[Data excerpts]
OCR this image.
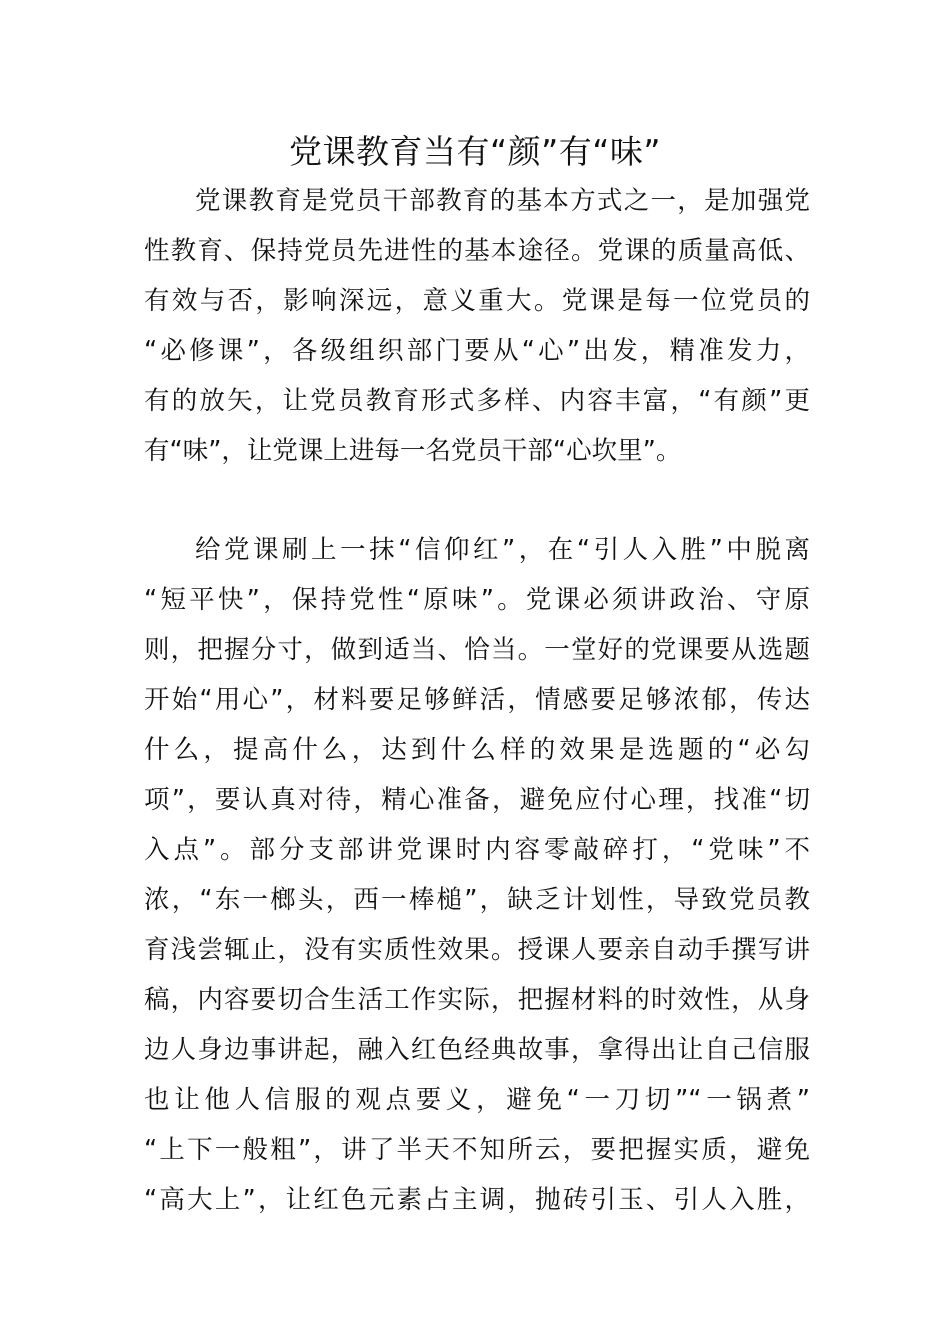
党课教育当有“颜”有“味”
党课教育是党员干部教育的基本方式之一，是加强党
性教育、保持党员先进性的基本途径。党课的质量高低、
有效与否，影响深远，意义重大。党课是每一位党员的
“必修课”，各级组织部门要从“心”出发，精准发力，
有的放矢，让党员教育形式多样、内容丰富，“有颜”更
有“味”，让党课上进每一名党员干部“心坎里”。
给党课刷上一抹“信仰红”，在“引人入胜”中脱离
“短平快”，保持党性“原味”。党课必须讲政治、守原
则，把握分寸，做到适当、恰当。一堂好的党课要从选题
开始“用心”，材料要足够鲜活，情感要足够浓郁，传达
什么，提高什么，达到什么样的效果是选题的“必勾
项”，要认真对待，精心准备，避免应付心理，找准“切
入点”。部分支部讲党课时内容零敲碎打，“党味”不
浓，“东一榔头，西一棒槌”，缺乏计划性，导致党员教
育浅尝辄止，没有实质性效果。授课人要亲自动手撰写讲
稿，内容要切合生活工作实际，把握材料的时效性，从身
边人身边事讲起，融入红色经典故事，拿得出让自己信服
也让他人信服的观点要义，避免“一刀切”“一锅煮”
“上下一般粗”，讲了半天不知所云，要把握实质，避免
“高大上”，让红色元素占主调，抛砖引玉、引人入胜，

● **GOAL**
Quote the entries above word for word. Leave the images out.

● **ANSWER TO THIS TASK**
OCR this image.
党课教育当有“颜”有“味”
党课教育是党员干部教育的基本方式之一，是加强党
性教育、保持党员先进性的基本途径。党课的质量高低、
有效与否，影响深远，意义重大。党课是每一位党员的
“必修课”，各级组织部门要从“心”出发，精准发力，
有的放矢，让党员教育形式多样、内容丰富，“有颜”更
有“味”，让党课上进每一名党员干部“心坎里”。
给党课刷上一抹“信仰红”，在“引人入胜”中脱离
“短平快”，保持党性“原味”。党课必须讲政治、守原
则，把握分寸，做到适当、恰当。一堂好的党课要从选题
开始“用心”，材料要足够鲜活，情感要足够浓郁，传达
什么，提高什么，达到什么样的效果是选题的“必勾
项”，要认真对待，精心准备，避免应付心理，找准“切
入点”。部分支部讲党课时内容零敲碎打，“党味”不
浓，“东一榔头，西一棒槌”，缺乏计划性，导致党员教
育浅尝辄止，没有实质性效果。授课人要亲自动手撰写讲
稿，内容要切合生活工作实际，把握材料的时效性，从身
边人身边事讲起，融入红色经典故事，拿得出让自己信服
也让他人信服的观点要义，避免“一刀切”“一锅煮”
“上下一般粗”，讲了半天不知所云，要把握实质，避免
“高大上”，让红色元素占主调，抛砖引玉、引人入胜，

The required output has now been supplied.